* EXERCISE DESCRIPTION
Pull out every line below holding the word "first".

* TASK INPUT

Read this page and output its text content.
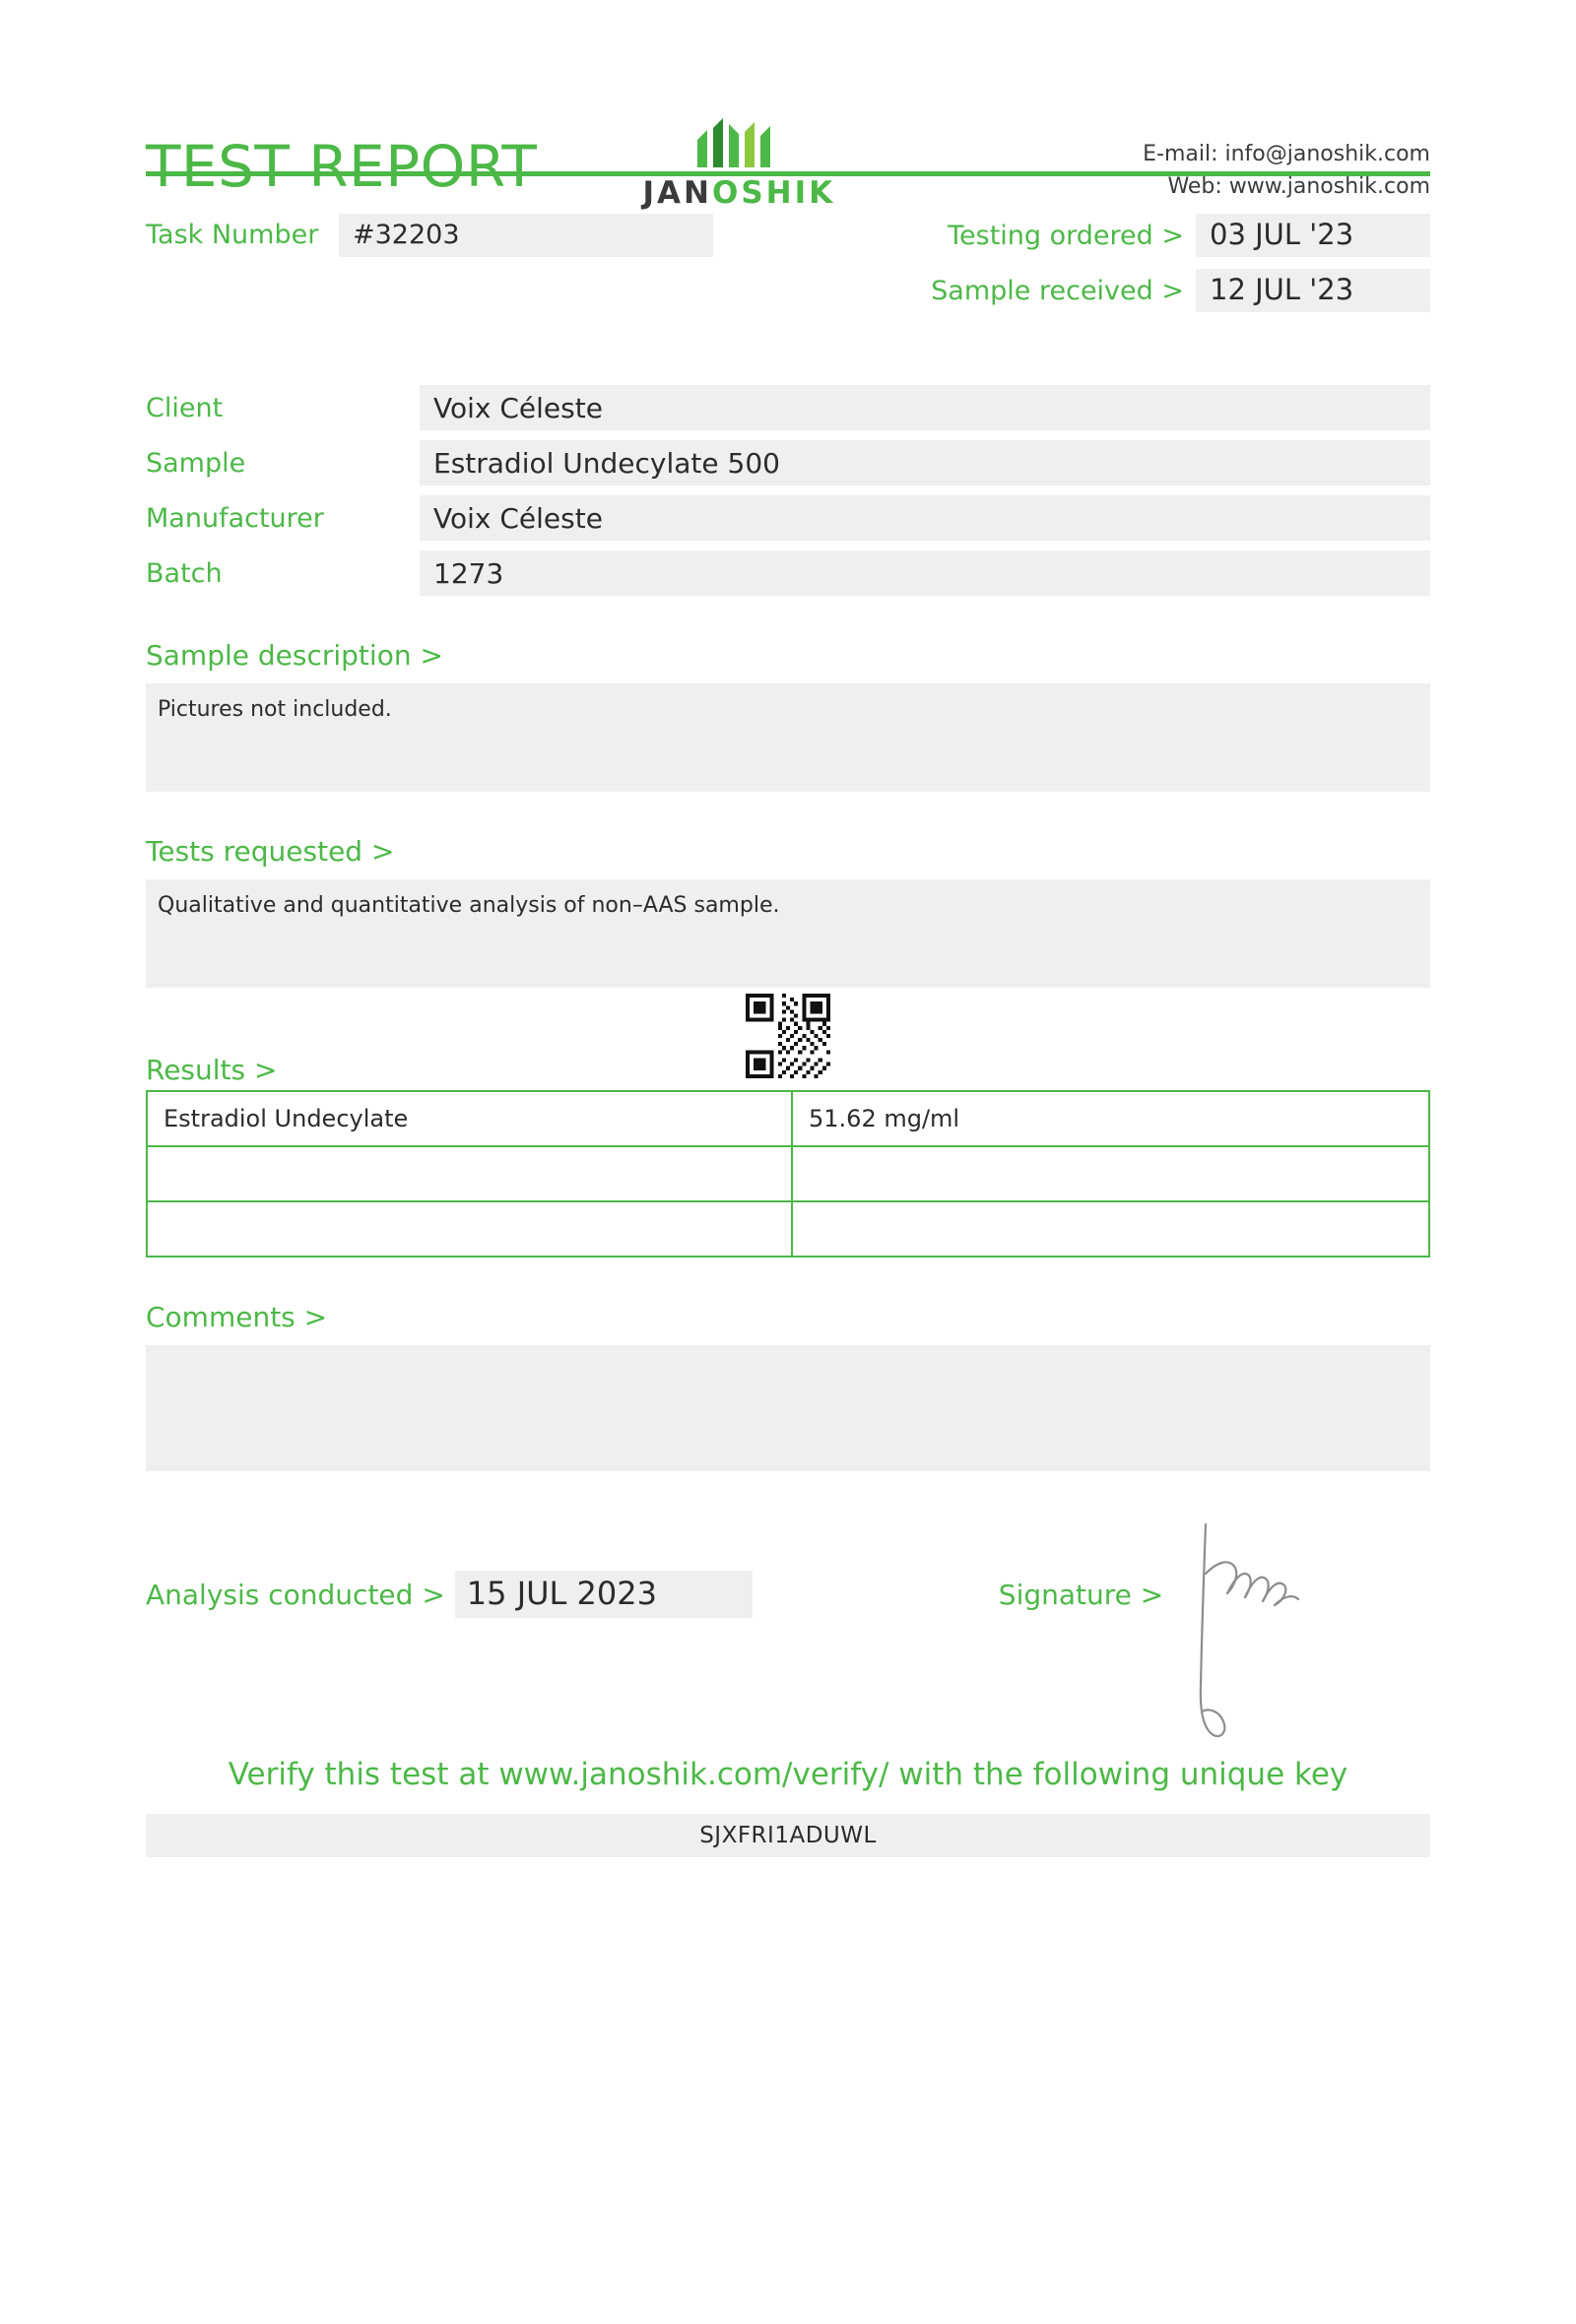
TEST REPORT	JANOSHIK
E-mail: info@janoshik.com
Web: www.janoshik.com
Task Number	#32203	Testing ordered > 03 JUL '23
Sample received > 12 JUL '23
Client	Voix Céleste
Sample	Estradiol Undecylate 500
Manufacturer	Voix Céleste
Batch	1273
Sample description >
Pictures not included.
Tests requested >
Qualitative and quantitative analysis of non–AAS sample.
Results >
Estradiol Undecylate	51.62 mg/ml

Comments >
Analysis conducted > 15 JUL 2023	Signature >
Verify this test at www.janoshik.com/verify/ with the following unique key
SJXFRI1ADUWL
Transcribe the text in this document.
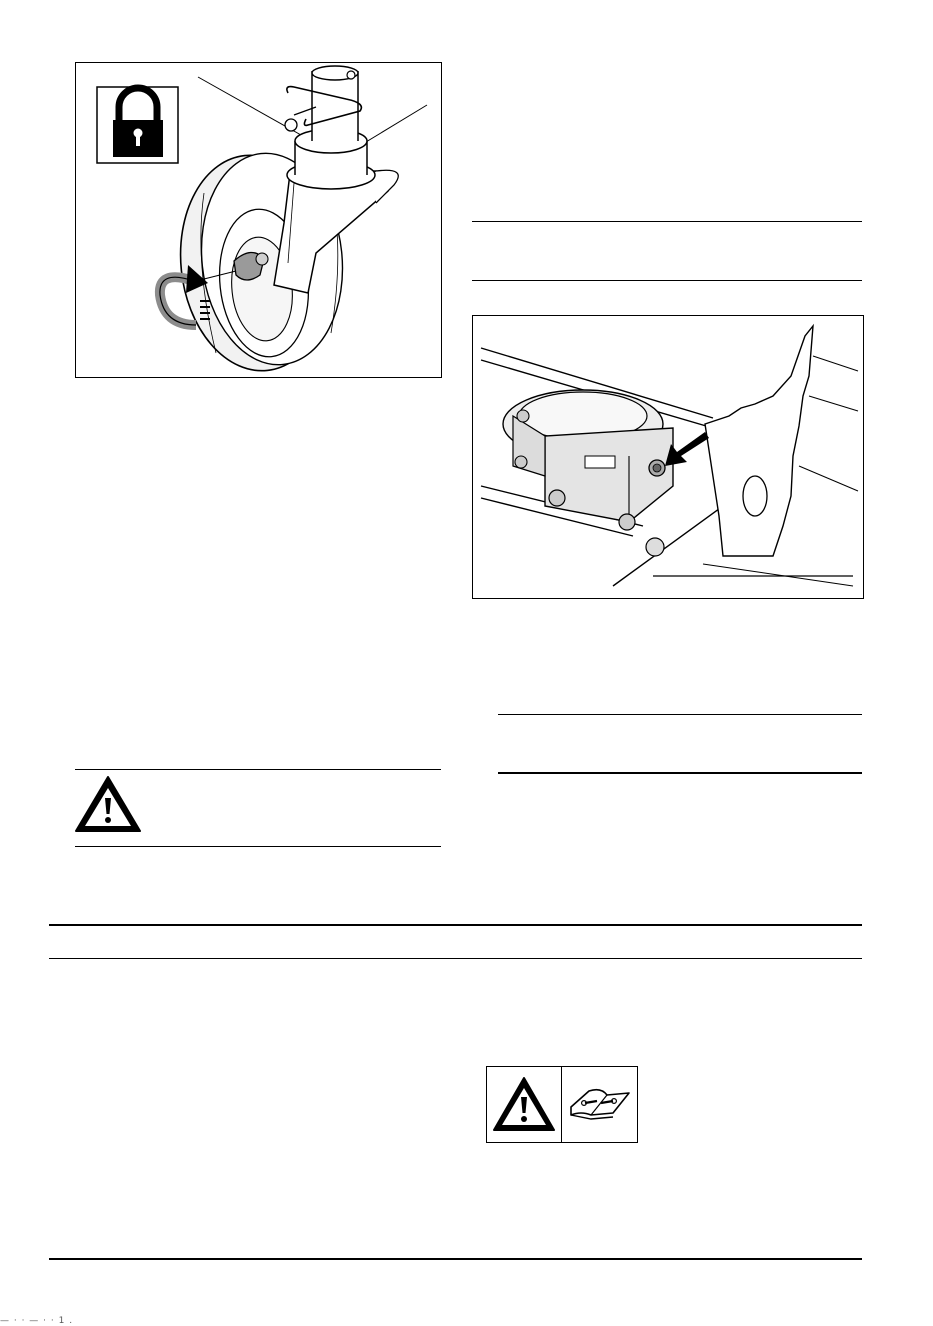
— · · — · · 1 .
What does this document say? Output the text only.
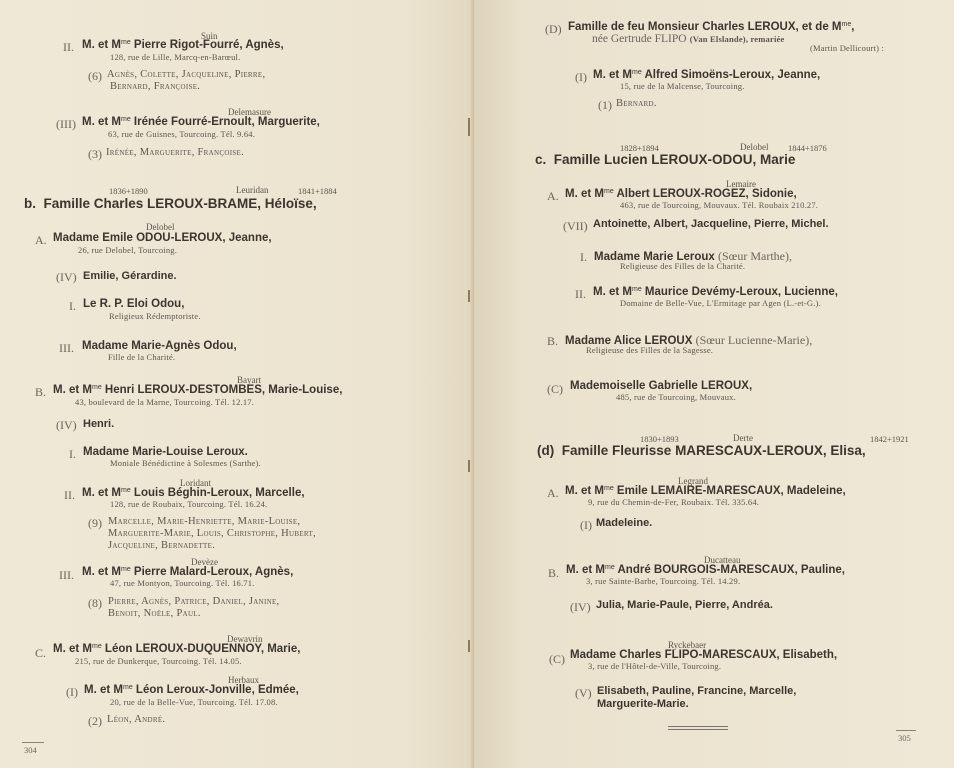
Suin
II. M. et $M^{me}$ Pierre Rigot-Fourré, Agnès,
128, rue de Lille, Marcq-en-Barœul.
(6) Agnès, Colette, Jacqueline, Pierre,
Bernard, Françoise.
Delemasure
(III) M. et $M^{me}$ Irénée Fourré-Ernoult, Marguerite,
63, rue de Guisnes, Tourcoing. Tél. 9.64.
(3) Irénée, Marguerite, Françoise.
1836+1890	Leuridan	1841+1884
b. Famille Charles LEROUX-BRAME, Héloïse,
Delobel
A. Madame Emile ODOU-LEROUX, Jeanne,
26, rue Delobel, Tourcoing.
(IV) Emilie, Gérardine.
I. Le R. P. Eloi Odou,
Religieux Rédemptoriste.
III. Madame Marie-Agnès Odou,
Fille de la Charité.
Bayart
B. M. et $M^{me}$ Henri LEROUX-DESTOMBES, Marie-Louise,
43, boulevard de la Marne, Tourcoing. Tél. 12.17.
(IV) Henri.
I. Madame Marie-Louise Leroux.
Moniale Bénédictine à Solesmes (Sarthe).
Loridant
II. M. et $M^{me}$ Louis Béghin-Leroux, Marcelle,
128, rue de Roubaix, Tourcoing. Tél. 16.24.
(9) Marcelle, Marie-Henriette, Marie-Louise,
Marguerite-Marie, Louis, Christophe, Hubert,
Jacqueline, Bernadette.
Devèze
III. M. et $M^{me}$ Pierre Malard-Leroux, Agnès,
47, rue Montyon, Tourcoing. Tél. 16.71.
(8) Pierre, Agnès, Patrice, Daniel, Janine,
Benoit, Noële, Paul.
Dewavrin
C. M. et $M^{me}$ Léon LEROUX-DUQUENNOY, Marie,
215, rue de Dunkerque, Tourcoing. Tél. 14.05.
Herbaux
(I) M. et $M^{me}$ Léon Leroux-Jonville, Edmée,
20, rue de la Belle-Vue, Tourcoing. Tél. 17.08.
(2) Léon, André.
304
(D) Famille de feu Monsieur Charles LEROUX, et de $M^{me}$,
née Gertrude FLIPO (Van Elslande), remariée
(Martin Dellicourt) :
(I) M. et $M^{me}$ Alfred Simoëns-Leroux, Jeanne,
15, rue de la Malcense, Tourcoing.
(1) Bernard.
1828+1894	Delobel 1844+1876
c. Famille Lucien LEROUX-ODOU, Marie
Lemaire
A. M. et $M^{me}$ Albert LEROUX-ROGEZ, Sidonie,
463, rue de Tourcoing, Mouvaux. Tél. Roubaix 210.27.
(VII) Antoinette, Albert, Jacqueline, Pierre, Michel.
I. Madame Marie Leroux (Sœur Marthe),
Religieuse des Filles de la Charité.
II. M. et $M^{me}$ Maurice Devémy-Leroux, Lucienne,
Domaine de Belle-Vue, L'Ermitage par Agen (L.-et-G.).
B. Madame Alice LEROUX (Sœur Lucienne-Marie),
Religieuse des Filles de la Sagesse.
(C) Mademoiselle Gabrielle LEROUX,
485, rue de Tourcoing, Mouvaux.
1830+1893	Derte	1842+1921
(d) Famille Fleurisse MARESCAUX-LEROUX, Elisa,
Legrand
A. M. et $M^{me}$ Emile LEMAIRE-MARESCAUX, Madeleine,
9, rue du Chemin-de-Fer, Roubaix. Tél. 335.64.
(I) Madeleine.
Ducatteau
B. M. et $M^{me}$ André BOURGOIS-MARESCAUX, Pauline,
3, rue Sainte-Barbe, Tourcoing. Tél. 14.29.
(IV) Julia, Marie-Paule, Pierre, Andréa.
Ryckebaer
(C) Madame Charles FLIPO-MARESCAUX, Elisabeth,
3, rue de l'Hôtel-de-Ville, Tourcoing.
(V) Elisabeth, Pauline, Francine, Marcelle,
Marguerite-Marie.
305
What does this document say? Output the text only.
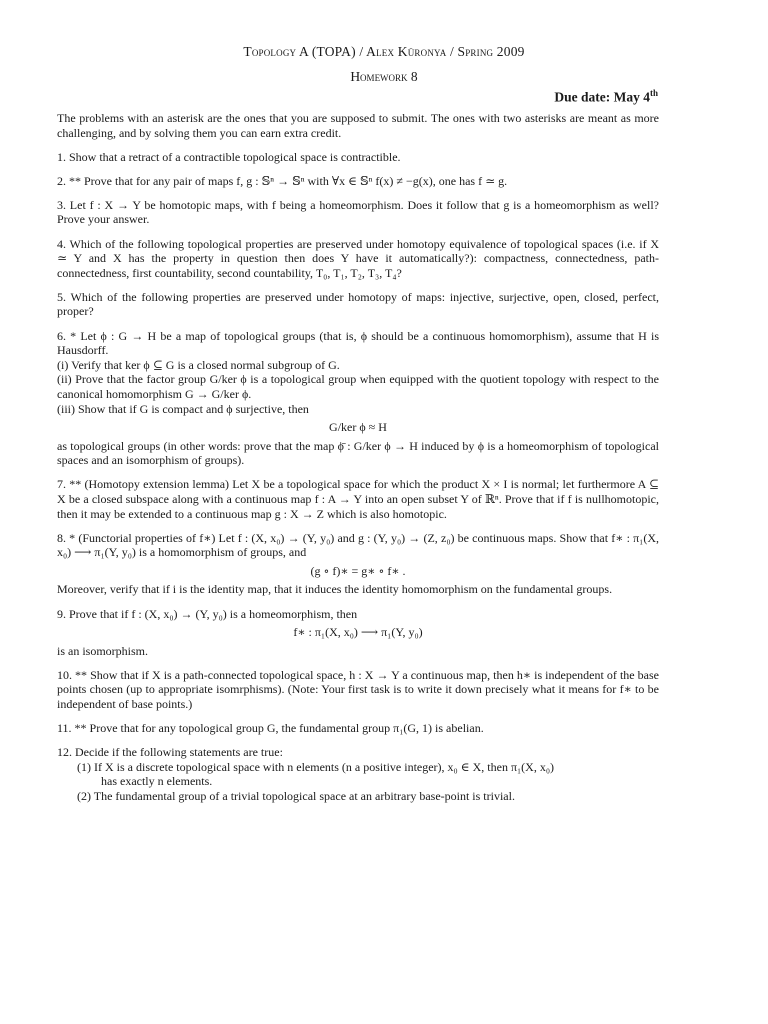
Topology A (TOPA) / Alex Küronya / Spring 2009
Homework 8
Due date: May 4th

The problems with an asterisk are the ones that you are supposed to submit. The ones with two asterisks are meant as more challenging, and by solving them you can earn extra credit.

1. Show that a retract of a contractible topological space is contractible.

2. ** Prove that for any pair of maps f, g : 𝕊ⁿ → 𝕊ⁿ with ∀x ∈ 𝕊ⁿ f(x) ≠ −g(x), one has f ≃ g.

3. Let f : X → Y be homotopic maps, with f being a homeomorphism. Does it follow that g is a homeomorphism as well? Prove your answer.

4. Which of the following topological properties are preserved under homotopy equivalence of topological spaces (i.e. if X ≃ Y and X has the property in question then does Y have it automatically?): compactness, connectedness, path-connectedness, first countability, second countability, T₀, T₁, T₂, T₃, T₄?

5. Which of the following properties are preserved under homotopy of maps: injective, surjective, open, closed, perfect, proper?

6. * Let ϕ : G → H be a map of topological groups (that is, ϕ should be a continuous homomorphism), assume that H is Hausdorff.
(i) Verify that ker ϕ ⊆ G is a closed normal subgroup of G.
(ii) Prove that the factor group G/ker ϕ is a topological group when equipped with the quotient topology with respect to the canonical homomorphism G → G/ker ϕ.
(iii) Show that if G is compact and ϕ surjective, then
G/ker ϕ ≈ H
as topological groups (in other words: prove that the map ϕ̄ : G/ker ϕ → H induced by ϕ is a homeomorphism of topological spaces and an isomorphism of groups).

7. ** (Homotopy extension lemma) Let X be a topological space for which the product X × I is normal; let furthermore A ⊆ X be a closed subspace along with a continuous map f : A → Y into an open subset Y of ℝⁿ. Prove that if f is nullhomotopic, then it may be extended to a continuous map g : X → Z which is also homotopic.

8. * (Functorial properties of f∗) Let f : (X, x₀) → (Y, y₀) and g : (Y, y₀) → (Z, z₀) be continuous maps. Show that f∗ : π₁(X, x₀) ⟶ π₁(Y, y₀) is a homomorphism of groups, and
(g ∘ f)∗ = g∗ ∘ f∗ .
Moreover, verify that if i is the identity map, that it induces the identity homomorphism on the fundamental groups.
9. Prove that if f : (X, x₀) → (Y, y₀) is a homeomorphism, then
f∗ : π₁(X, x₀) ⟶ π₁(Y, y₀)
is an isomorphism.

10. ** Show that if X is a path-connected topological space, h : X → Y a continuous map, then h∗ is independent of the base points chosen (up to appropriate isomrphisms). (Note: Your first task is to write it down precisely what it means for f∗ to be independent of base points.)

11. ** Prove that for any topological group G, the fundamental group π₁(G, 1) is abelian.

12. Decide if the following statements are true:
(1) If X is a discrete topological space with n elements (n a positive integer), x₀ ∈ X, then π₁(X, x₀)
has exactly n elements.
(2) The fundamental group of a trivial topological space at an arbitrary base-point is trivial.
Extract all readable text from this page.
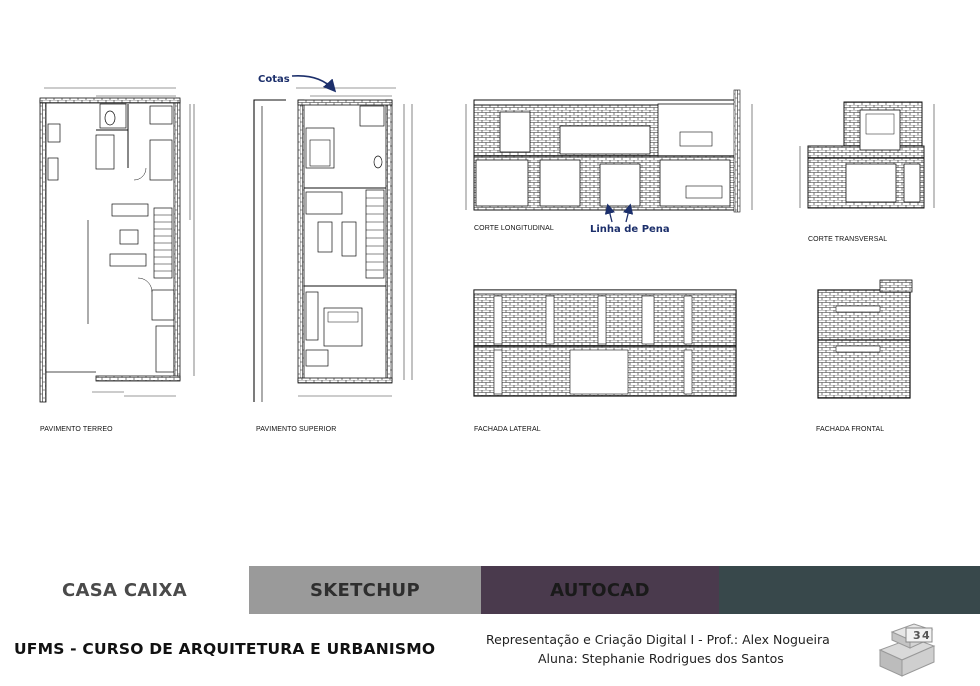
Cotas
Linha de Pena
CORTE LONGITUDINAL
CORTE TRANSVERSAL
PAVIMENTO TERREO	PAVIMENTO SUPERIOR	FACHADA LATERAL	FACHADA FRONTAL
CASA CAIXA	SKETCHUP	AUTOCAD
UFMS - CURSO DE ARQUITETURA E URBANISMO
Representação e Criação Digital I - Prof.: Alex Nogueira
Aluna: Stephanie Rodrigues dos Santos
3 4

* EXPECTED ANSWER
4. Which of the following topological properties are preserved under homotopy equivalence of topological spaces (i.e. if X ≃ Y and X has the property in question then does Y have it automatically?): compactness, connectedness, path-connectedness, first countability, second countability, T₀, T₁, T₂, T₃, T₄?
10. ** Show that if X is a path-connected topological space, h : X → Y a continuous map, then h∗ is independent of the base points chosen (up to appropriate isomrphisms). (Note: Your first task is to write it down precisely what it means for f∗ to be independent of base points.)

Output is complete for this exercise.